■ TASK
Reproduce every entry that follows word for word, but omit the images.

■ DATA FOR THIS TASK
=-=-=-=-=
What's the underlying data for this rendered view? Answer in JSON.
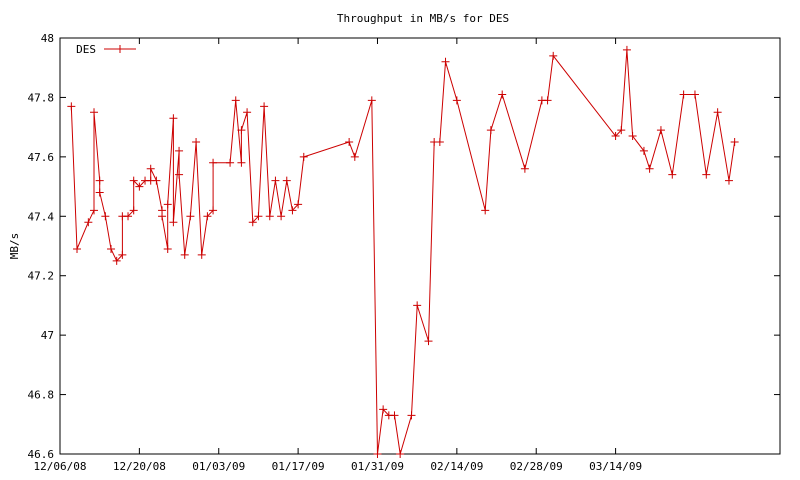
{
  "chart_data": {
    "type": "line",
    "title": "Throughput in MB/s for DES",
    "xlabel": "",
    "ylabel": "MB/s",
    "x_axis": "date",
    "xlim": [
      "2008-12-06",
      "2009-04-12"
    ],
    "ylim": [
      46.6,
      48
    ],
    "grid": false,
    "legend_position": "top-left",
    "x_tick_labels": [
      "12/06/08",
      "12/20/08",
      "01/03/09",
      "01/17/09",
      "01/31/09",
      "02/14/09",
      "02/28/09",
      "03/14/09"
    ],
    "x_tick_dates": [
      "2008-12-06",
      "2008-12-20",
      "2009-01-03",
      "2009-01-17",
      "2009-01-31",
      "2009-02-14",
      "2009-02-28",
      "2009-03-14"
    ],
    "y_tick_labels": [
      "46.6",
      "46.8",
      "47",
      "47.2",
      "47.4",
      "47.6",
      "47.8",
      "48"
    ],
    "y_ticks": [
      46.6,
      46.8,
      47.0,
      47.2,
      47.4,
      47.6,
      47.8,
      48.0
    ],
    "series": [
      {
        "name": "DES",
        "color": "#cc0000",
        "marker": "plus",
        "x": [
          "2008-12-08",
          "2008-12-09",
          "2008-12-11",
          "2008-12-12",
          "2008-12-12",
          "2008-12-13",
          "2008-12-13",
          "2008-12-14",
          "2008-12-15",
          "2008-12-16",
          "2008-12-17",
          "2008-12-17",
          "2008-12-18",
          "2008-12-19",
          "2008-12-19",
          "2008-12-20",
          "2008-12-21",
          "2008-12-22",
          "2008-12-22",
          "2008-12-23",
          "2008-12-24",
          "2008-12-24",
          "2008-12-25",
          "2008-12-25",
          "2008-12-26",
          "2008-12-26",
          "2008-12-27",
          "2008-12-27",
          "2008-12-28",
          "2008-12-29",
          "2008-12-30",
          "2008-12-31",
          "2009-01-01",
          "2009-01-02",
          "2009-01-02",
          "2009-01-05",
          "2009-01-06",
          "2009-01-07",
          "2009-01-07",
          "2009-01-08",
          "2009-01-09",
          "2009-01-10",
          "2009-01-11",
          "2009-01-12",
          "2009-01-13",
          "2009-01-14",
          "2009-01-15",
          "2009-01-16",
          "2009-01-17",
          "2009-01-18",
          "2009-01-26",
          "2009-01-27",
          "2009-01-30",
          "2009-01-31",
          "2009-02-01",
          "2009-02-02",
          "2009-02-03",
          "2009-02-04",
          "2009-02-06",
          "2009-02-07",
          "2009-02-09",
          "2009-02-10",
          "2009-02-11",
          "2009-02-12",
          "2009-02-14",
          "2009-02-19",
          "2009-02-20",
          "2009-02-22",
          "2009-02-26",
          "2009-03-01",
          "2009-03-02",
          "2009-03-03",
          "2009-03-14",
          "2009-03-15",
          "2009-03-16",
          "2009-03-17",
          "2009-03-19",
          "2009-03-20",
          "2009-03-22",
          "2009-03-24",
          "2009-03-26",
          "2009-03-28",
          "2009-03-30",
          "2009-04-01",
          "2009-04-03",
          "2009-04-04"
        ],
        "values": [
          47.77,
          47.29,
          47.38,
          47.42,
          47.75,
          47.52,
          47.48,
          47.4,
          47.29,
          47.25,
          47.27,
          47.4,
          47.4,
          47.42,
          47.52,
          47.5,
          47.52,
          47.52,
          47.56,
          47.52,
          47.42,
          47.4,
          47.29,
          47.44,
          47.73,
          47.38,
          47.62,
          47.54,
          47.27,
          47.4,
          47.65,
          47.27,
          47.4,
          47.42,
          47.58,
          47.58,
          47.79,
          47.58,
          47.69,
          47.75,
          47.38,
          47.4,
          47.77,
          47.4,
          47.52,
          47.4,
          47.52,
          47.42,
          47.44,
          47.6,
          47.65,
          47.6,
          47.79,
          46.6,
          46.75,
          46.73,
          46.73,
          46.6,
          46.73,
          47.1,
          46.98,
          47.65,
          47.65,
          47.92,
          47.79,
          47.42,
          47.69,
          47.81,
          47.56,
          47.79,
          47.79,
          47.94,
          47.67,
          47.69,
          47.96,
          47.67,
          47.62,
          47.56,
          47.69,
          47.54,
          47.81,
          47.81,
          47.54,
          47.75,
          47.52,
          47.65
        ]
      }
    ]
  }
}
=-=-=-=-=
■ SOLUTION TO THIS EXERCISE
What's the underlying data for this rendered view? Answer in JSON.
{
  "chart_data": {
    "type": "line",
    "title": "Throughput in MB/s for DES",
    "xlabel": "",
    "ylabel": "MB/s",
    "x_axis": "date",
    "xlim": [
      "2008-12-06",
      "2009-04-12"
    ],
    "ylim": [
      46.6,
      48
    ],
    "grid": false,
    "legend_position": "top-left",
    "x_tick_labels": [
      "12/06/08",
      "12/20/08",
      "01/03/09",
      "01/17/09",
      "01/31/09",
      "02/14/09",
      "02/28/09",
      "03/14/09"
    ],
    "x_tick_dates": [
      "2008-12-06",
      "2008-12-20",
      "2009-01-03",
      "2009-01-17",
      "2009-01-31",
      "2009-02-14",
      "2009-02-28",
      "2009-03-14"
    ],
    "y_tick_labels": [
      "46.6",
      "46.8",
      "47",
      "47.2",
      "47.4",
      "47.6",
      "47.8",
      "48"
    ],
    "y_ticks": [
      46.6,
      46.8,
      47.0,
      47.2,
      47.4,
      47.6,
      47.8,
      48.0
    ],
    "series": [
      {
        "name": "DES",
        "color": "#cc0000",
        "marker": "plus",
        "x": [
          "2008-12-08",
          "2008-12-09",
          "2008-12-11",
          "2008-12-12",
          "2008-12-12",
          "2008-12-13",
          "2008-12-13",
          "2008-12-14",
          "2008-12-15",
          "2008-12-16",
          "2008-12-17",
          "2008-12-17",
          "2008-12-18",
          "2008-12-19",
          "2008-12-19",
          "2008-12-20",
          "2008-12-21",
          "2008-12-22",
          "2008-12-22",
          "2008-12-23",
          "2008-12-24",
          "2008-12-24",
          "2008-12-25",
          "2008-12-25",
          "2008-12-26",
          "2008-12-26",
          "2008-12-27",
          "2008-12-27",
          "2008-12-28",
          "2008-12-29",
          "2008-12-30",
          "2008-12-31",
          "2009-01-01",
          "2009-01-02",
          "2009-01-02",
          "2009-01-05",
          "2009-01-06",
          "2009-01-07",
          "2009-01-07",
          "2009-01-08",
          "2009-01-09",
          "2009-01-10",
          "2009-01-11",
          "2009-01-12",
          "2009-01-13",
          "2009-01-14",
          "2009-01-15",
          "2009-01-16",
          "2009-01-17",
          "2009-01-18",
          "2009-01-26",
          "2009-01-27",
          "2009-01-30",
          "2009-01-31",
          "2009-02-01",
          "2009-02-02",
          "2009-02-03",
          "2009-02-04",
          "2009-02-06",
          "2009-02-07",
          "2009-02-09",
          "2009-02-10",
          "2009-02-11",
          "2009-02-12",
          "2009-02-14",
          "2009-02-19",
          "2009-02-20",
          "2009-02-22",
          "2009-02-26",
          "2009-03-01",
          "2009-03-02",
          "2009-03-03",
          "2009-03-14",
          "2009-03-15",
          "2009-03-16",
          "2009-03-17",
          "2009-03-19",
          "2009-03-20",
          "2009-03-22",
          "2009-03-24",
          "2009-03-26",
          "2009-03-28",
          "2009-03-30",
          "2009-04-01",
          "2009-04-03",
          "2009-04-04"
        ],
        "values": [
          47.77,
          47.29,
          47.38,
          47.42,
          47.75,
          47.52,
          47.48,
          47.4,
          47.29,
          47.25,
          47.27,
          47.4,
          47.4,
          47.42,
          47.52,
          47.5,
          47.52,
          47.52,
          47.56,
          47.52,
          47.42,
          47.4,
          47.29,
          47.44,
          47.73,
          47.38,
          47.62,
          47.54,
          47.27,
          47.4,
          47.65,
          47.27,
          47.4,
          47.42,
          47.58,
          47.58,
          47.79,
          47.58,
          47.69,
          47.75,
          47.38,
          47.4,
          47.77,
          47.4,
          47.52,
          47.4,
          47.52,
          47.42,
          47.44,
          47.6,
          47.65,
          47.6,
          47.79,
          46.6,
          46.75,
          46.73,
          46.73,
          46.6,
          46.73,
          47.1,
          46.98,
          47.65,
          47.65,
          47.92,
          47.79,
          47.42,
          47.69,
          47.81,
          47.56,
          47.79,
          47.79,
          47.94,
          47.67,
          47.69,
          47.96,
          47.67,
          47.62,
          47.56,
          47.69,
          47.54,
          47.81,
          47.81,
          47.54,
          47.75,
          47.52,
          47.65
        ]
      }
    ]
  }
}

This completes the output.